Can you transcribe every record below exactly as it appears?

________

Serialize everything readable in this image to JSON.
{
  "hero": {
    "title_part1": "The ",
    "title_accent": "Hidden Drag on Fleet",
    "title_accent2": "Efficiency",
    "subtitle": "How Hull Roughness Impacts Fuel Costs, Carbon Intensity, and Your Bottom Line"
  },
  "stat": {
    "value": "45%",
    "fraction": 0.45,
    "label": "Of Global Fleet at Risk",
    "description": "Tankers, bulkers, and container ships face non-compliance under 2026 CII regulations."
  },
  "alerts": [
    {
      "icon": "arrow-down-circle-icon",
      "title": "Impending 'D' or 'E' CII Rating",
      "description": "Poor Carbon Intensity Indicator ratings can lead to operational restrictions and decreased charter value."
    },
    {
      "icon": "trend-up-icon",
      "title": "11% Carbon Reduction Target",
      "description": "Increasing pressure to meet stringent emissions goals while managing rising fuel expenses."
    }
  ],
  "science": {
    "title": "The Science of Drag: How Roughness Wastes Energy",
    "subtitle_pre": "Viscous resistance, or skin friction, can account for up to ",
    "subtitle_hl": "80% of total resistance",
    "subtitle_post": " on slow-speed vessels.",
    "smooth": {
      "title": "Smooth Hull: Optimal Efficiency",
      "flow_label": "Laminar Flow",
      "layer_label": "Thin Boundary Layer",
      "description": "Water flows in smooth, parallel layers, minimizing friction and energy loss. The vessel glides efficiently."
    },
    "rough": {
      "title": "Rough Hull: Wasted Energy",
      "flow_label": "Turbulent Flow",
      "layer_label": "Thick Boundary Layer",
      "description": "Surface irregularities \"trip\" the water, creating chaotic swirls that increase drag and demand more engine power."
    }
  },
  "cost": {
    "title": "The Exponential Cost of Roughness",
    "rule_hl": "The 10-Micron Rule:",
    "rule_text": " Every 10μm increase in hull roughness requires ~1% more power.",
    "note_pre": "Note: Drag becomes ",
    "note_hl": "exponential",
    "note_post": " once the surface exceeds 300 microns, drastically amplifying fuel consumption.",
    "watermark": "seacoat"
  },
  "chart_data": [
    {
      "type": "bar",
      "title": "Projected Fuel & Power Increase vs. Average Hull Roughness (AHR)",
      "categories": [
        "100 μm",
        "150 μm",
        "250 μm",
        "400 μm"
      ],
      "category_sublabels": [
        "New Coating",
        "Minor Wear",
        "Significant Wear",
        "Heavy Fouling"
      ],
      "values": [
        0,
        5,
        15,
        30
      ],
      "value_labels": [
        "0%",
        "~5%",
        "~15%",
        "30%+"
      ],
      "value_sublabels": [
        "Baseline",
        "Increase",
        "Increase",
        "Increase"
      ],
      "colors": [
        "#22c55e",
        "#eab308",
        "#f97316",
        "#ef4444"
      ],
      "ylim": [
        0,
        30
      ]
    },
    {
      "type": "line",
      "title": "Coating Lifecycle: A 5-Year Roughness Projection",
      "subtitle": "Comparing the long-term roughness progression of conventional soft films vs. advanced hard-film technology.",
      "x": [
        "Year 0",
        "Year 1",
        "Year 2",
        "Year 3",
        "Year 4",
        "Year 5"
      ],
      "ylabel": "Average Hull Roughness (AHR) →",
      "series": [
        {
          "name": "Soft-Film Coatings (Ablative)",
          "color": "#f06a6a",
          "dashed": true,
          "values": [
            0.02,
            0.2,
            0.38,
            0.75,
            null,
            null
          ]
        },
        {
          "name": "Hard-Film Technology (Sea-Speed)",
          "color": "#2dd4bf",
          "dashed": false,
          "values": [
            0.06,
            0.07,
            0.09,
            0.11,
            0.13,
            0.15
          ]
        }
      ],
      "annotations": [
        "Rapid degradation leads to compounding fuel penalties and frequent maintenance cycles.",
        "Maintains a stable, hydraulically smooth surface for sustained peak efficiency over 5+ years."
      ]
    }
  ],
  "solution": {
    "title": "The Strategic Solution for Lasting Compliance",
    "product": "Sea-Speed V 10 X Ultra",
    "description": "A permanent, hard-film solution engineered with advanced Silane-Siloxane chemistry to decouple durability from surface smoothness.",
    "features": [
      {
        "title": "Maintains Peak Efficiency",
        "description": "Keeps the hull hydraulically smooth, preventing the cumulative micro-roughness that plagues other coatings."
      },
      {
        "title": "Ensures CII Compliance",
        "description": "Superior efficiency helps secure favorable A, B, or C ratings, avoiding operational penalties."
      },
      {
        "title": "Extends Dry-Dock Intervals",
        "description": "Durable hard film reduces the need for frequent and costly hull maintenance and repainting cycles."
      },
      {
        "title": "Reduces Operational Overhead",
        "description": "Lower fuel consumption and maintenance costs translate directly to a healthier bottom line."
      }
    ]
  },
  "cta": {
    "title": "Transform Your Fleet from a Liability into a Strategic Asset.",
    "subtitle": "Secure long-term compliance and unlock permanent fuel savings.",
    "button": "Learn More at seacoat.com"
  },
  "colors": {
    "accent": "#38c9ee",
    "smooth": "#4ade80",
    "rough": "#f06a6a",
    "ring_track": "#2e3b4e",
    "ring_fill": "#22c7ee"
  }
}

________

# [Answer to this problem]
Serialize everything readable in this image to JSON.
{
  "hero": {
    "title_part1": "The ",
    "title_accent": "Hidden Drag on Fleet",
    "title_accent2": "Efficiency",
    "subtitle": "How Hull Roughness Impacts Fuel Costs, Carbon Intensity, and Your Bottom Line"
  },
  "stat": {
    "value": "45%",
    "fraction": 0.45,
    "label": "Of Global Fleet at Risk",
    "description": "Tankers, bulkers, and container ships face non-compliance under 2026 CII regulations."
  },
  "alerts": [
    {
      "icon": "arrow-down-circle-icon",
      "title": "Impending 'D' or 'E' CII Rating",
      "description": "Poor Carbon Intensity Indicator ratings can lead to operational restrictions and decreased charter value."
    },
    {
      "icon": "trend-up-icon",
      "title": "11% Carbon Reduction Target",
      "description": "Increasing pressure to meet stringent emissions goals while managing rising fuel expenses."
    }
  ],
  "science": {
    "title": "The Science of Drag: How Roughness Wastes Energy",
    "subtitle_pre": "Viscous resistance, or skin friction, can account for up to ",
    "subtitle_hl": "80% of total resistance",
    "subtitle_post": " on slow-speed vessels.",
    "smooth": {
      "title": "Smooth Hull: Optimal Efficiency",
      "flow_label": "Laminar Flow",
      "layer_label": "Thin Boundary Layer",
      "description": "Water flows in smooth, parallel layers, minimizing friction and energy loss. The vessel glides efficiently."
    },
    "rough": {
      "title": "Rough Hull: Wasted Energy",
      "flow_label": "Turbulent Flow",
      "layer_label": "Thick Boundary Layer",
      "description": "Surface irregularities \"trip\" the water, creating chaotic swirls that increase drag and demand more engine power."
    }
  },
  "cost": {
    "title": "The Exponential Cost of Roughness",
    "rule_hl": "The 10-Micron Rule:",
    "rule_text": " Every 10μm increase in hull roughness requires ~1% more power.",
    "note_pre": "Note: Drag becomes ",
    "note_hl": "exponential",
    "note_post": " once the surface exceeds 300 microns, drastically amplifying fuel consumption.",
    "watermark": "seacoat"
  },
  "chart_data": [
    {
      "type": "bar",
      "title": "Projected Fuel & Power Increase vs. Average Hull Roughness (AHR)",
      "categories": [
        "100 μm",
        "150 μm",
        "250 μm",
        "400 μm"
      ],
      "category_sublabels": [
        "New Coating",
        "Minor Wear",
        "Significant Wear",
        "Heavy Fouling"
      ],
      "values": [
        0,
        5,
        15,
        30
      ],
      "value_labels": [
        "0%",
        "~5%",
        "~15%",
        "30%+"
      ],
      "value_sublabels": [
        "Baseline",
        "Increase",
        "Increase",
        "Increase"
      ],
      "colors": [
        "#22c55e",
        "#eab308",
        "#f97316",
        "#ef4444"
      ],
      "ylim": [
        0,
        30
      ]
    },
    {
      "type": "line",
      "title": "Coating Lifecycle: A 5-Year Roughness Projection",
      "subtitle": "Comparing the long-term roughness progression of conventional soft films vs. advanced hard-film technology.",
      "x": [
        "Year 0",
        "Year 1",
        "Year 2",
        "Year 3",
        "Year 4",
        "Year 5"
      ],
      "ylabel": "Average Hull Roughness (AHR) →",
      "series": [
        {
          "name": "Soft-Film Coatings (Ablative)",
          "color": "#f06a6a",
          "dashed": true,
          "values": [
            0.02,
            0.2,
            0.38,
            0.75,
            null,
            null
          ]
        },
        {
          "name": "Hard-Film Technology (Sea-Speed)",
          "color": "#2dd4bf",
          "dashed": false,
          "values": [
            0.06,
            0.07,
            0.09,
            0.11,
            0.13,
            0.15
          ]
        }
      ],
      "annotations": [
        "Rapid degradation leads to compounding fuel penalties and frequent maintenance cycles.",
        "Maintains a stable, hydraulically smooth surface for sustained peak efficiency over 5+ years."
      ]
    }
  ],
  "solution": {
    "title": "The Strategic Solution for Lasting Compliance",
    "product": "Sea-Speed V 10 X Ultra",
    "description": "A permanent, hard-film solution engineered with advanced Silane-Siloxane chemistry to decouple durability from surface smoothness.",
    "features": [
      {
        "title": "Maintains Peak Efficiency",
        "description": "Keeps the hull hydraulically smooth, preventing the cumulative micro-roughness that plagues other coatings."
      },
      {
        "title": "Ensures CII Compliance",
        "description": "Superior efficiency helps secure favorable A, B, or C ratings, avoiding operational penalties."
      },
      {
        "title": "Extends Dry-Dock Intervals",
        "description": "Durable hard film reduces the need for frequent and costly hull maintenance and repainting cycles."
      },
      {
        "title": "Reduces Operational Overhead",
        "description": "Lower fuel consumption and maintenance costs translate directly to a healthier bottom line."
      }
    ]
  },
  "cta": {
    "title": "Transform Your Fleet from a Liability into a Strategic Asset.",
    "subtitle": "Secure long-term compliance and unlock permanent fuel savings.",
    "button": "Learn More at seacoat.com"
  },
  "colors": {
    "accent": "#38c9ee",
    "smooth": "#4ade80",
    "rough": "#f06a6a",
    "ring_track": "#2e3b4e",
    "ring_fill": "#22c7ee"
  }
}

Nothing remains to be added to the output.